Exercise
Reproduce the listing below word for word, with no pictures.
====
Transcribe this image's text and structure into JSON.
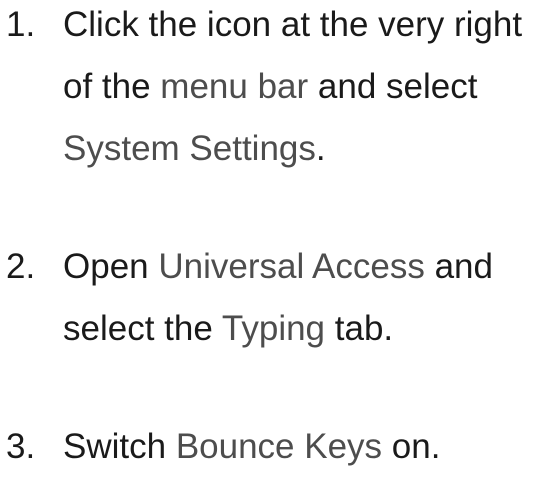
{
  "steps": [
    {
      "number": "1.",
      "parts": [
        {
          "text": "Click the icon at the very right of the ",
          "gui": false
        },
        {
          "text": "menu bar",
          "gui": true
        },
        {
          "text": " and select ",
          "gui": false
        },
        {
          "text": "System Settings",
          "gui": true
        },
        {
          "text": ".",
          "gui": false
        }
      ]
    },
    {
      "number": "2.",
      "parts": [
        {
          "text": "Open ",
          "gui": false
        },
        {
          "text": "Universal Access",
          "gui": true
        },
        {
          "text": " and select the ",
          "gui": false
        },
        {
          "text": "Typing",
          "gui": true
        },
        {
          "text": " tab.",
          "gui": false
        }
      ]
    },
    {
      "number": "3.",
      "parts": [
        {
          "text": "Switch ",
          "gui": false
        },
        {
          "text": "Bounce Keys",
          "gui": true
        },
        {
          "text": " on.",
          "gui": false
        }
      ]
    }
  ],
  "colors": {
    "body_text": "#1a1a1a",
    "gui_term": "#4d4d4d",
    "background": "#ffffff"
  }
}
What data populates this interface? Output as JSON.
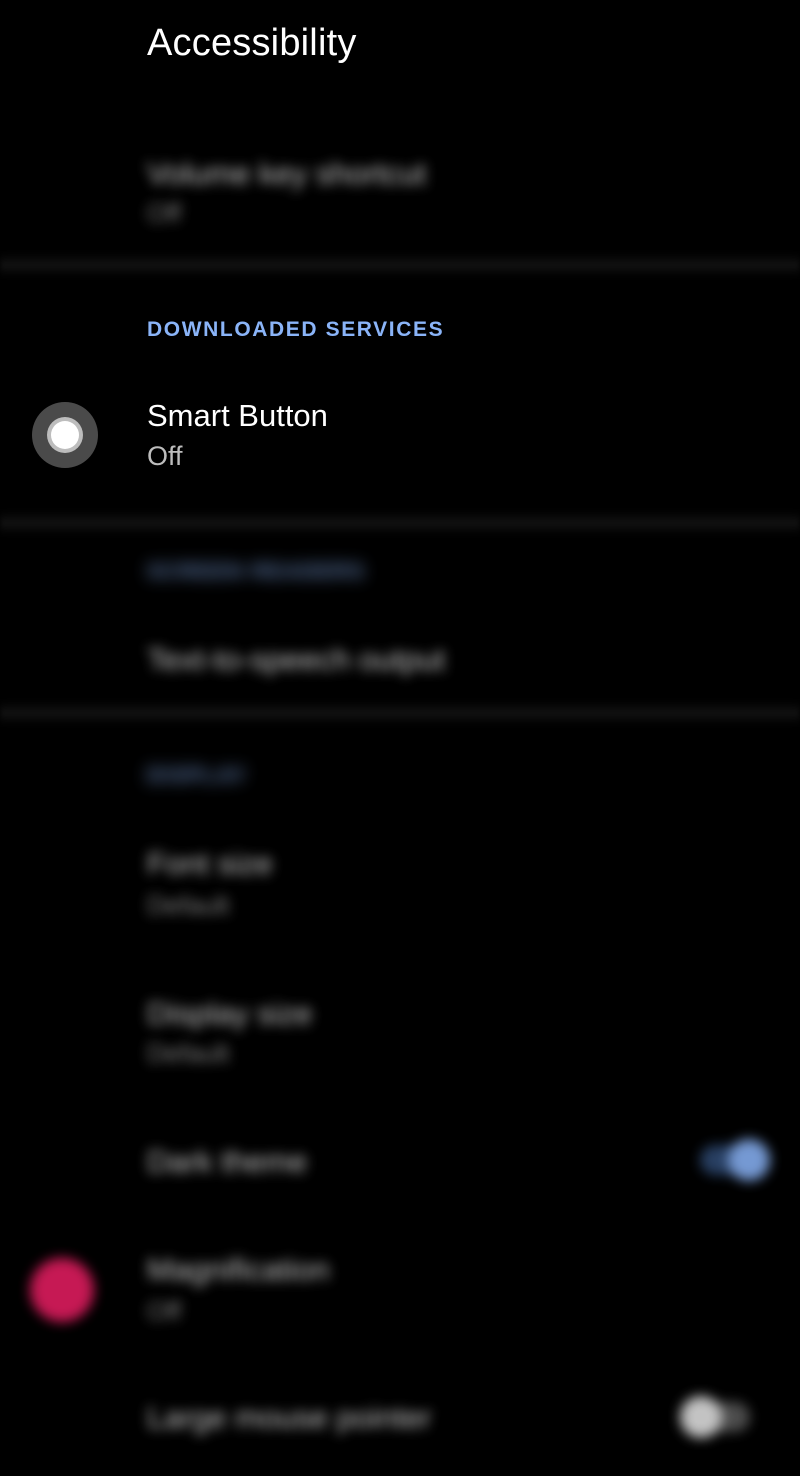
{
  "header": {
    "title": "Accessibility"
  },
  "rows": {
    "volume_key_shortcut": {
      "title": "Volume key shortcut",
      "subtitle": "Off"
    },
    "smart_button": {
      "title": "Smart Button",
      "subtitle": "Off"
    },
    "text_to_speech": {
      "title": "Text-to-speech output"
    },
    "font_size": {
      "title": "Font size",
      "subtitle": "Default"
    },
    "display_size": {
      "title": "Display size",
      "subtitle": "Default"
    },
    "dark_theme": {
      "title": "Dark theme",
      "toggle_on": true
    },
    "magnification": {
      "title": "Magnification",
      "subtitle": "Off"
    },
    "large_mouse_pointer": {
      "title": "Large mouse pointer",
      "toggle_on": false
    }
  },
  "sections": {
    "downloaded_services": "DOWNLOADED SERVICES",
    "screen_readers": "SCREEN READERS",
    "display": "DISPLAY"
  },
  "icons": {
    "smart_button": "smart-button-icon",
    "magnification": "magnification-icon"
  },
  "colors": {
    "background": "#000000",
    "accent": "#8ab4f8",
    "magnification_icon": "#e91e63"
  }
}
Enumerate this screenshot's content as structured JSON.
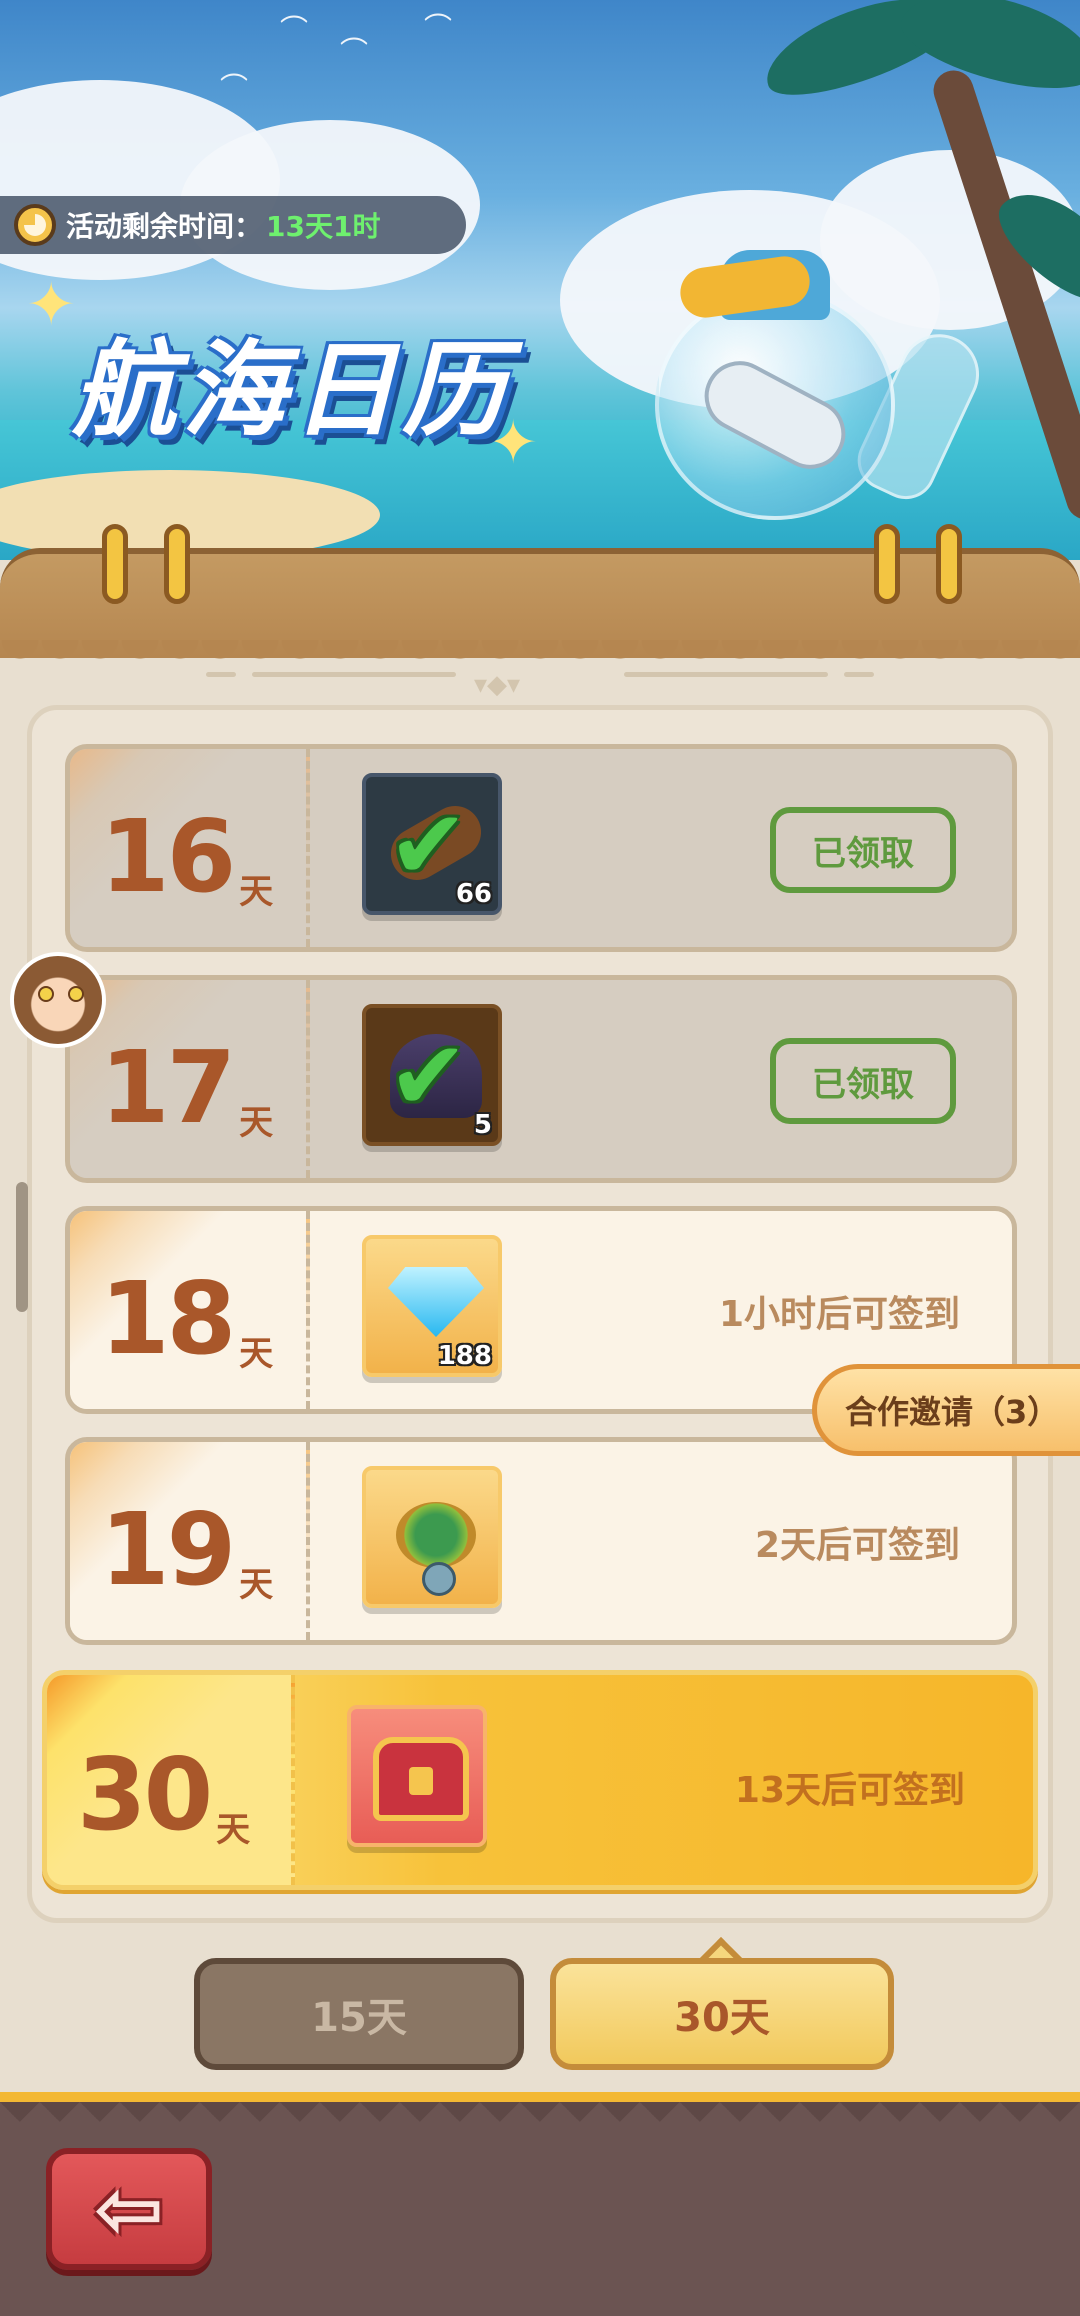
{
  "banner": {
    "timer_label": "活动剩余时间：",
    "timer_value": "13天1时",
    "title": "航海日历"
  },
  "rows": [
    {
      "day": "16",
      "unit": "天",
      "reward_icon": "log-icon",
      "quantity": "66",
      "state": "claimed",
      "button_label": "已领取"
    },
    {
      "day": "17",
      "unit": "天",
      "reward_icon": "shell-icon",
      "quantity": "5",
      "state": "claimed",
      "button_label": "已领取"
    },
    {
      "day": "18",
      "unit": "天",
      "reward_icon": "diamond-icon",
      "quantity": "188",
      "state": "pending",
      "status": "1小时后可签到"
    },
    {
      "day": "19",
      "unit": "天",
      "reward_icon": "compass-icon",
      "state": "pending",
      "status": "2天后可签到"
    },
    {
      "day": "30",
      "unit": "天",
      "reward_icon": "treasure-chest-icon",
      "state": "final",
      "status": "13天后可签到"
    }
  ],
  "invite_label": "合作邀请（3）",
  "tabs": [
    {
      "label": "15天",
      "active": false
    },
    {
      "label": "30天",
      "active": true
    }
  ],
  "footer": {
    "back_icon": "back-arrow-icon"
  },
  "colors": {
    "accent": "#f3b833",
    "day_text": "#a9572a",
    "claimed_green": "#5f9a3e",
    "timer_green": "#6ef06e"
  }
}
====
Expected answer
Transcribe this image's text and structure into JSON.
{
  "steps": [
    {
      "number": "1.",
      "parts": [
        {
          "text": "Click the icon at the very right of the ",
          "gui": false
        },
        {
          "text": "menu bar",
          "gui": true
        },
        {
          "text": " and select ",
          "gui": false
        },
        {
          "text": "System Settings",
          "gui": true
        },
        {
          "text": ".",
          "gui": false
        }
      ]
    },
    {
      "number": "2.",
      "parts": [
        {
          "text": "Open ",
          "gui": false
        },
        {
          "text": "Universal Access",
          "gui": true
        },
        {
          "text": " and select the ",
          "gui": false
        },
        {
          "text": "Typing",
          "gui": true
        },
        {
          "text": " tab.",
          "gui": false
        }
      ]
    },
    {
      "number": "3.",
      "parts": [
        {
          "text": "Switch ",
          "gui": false
        },
        {
          "text": "Bounce Keys",
          "gui": true
        },
        {
          "text": " on.",
          "gui": false
        }
      ]
    }
  ],
  "colors": {
    "body_text": "#1a1a1a",
    "gui_term": "#4d4d4d",
    "background": "#ffffff"
  }
}
What data populates this interface? Output as JSON.
{
  "header": {
    "title": "Accessibility"
  },
  "rows": {
    "volume_key_shortcut": {
      "title": "Volume key shortcut",
      "subtitle": "Off"
    },
    "smart_button": {
      "title": "Smart Button",
      "subtitle": "Off"
    },
    "text_to_speech": {
      "title": "Text-to-speech output"
    },
    "font_size": {
      "title": "Font size",
      "subtitle": "Default"
    },
    "display_size": {
      "title": "Display size",
      "subtitle": "Default"
    },
    "dark_theme": {
      "title": "Dark theme",
      "toggle_on": true
    },
    "magnification": {
      "title": "Magnification",
      "subtitle": "Off"
    },
    "large_mouse_pointer": {
      "title": "Large mouse pointer",
      "toggle_on": false
    }
  },
  "sections": {
    "downloaded_services": "DOWNLOADED SERVICES",
    "screen_readers": "SCREEN READERS",
    "display": "DISPLAY"
  },
  "icons": {
    "smart_button": "smart-button-icon",
    "magnification": "magnification-icon"
  },
  "colors": {
    "background": "#000000",
    "accent": "#8ab4f8",
    "magnification_icon": "#e91e63"
  }
}
Enumerate this screenshot's content as structured JSON.
{
  "banner": {
    "timer_label": "活动剩余时间：",
    "timer_value": "13天1时",
    "title": "航海日历"
  },
  "rows": [
    {
      "day": "16",
      "unit": "天",
      "reward_icon": "log-icon",
      "quantity": "66",
      "state": "claimed",
      "button_label": "已领取"
    },
    {
      "day": "17",
      "unit": "天",
      "reward_icon": "shell-icon",
      "quantity": "5",
      "state": "claimed",
      "button_label": "已领取"
    },
    {
      "day": "18",
      "unit": "天",
      "reward_icon": "diamond-icon",
      "quantity": "188",
      "state": "pending",
      "status": "1小时后可签到"
    },
    {
      "day": "19",
      "unit": "天",
      "reward_icon": "compass-icon",
      "state": "pending",
      "status": "2天后可签到"
    },
    {
      "day": "30",
      "unit": "天",
      "reward_icon": "treasure-chest-icon",
      "state": "final",
      "status": "13天后可签到"
    }
  ],
  "invite_label": "合作邀请（3）",
  "tabs": [
    {
      "label": "15天",
      "active": false
    },
    {
      "label": "30天",
      "active": true
    }
  ],
  "footer": {
    "back_icon": "back-arrow-icon"
  },
  "colors": {
    "accent": "#f3b833",
    "day_text": "#a9572a",
    "claimed_green": "#5f9a3e",
    "timer_green": "#6ef06e"
  }
}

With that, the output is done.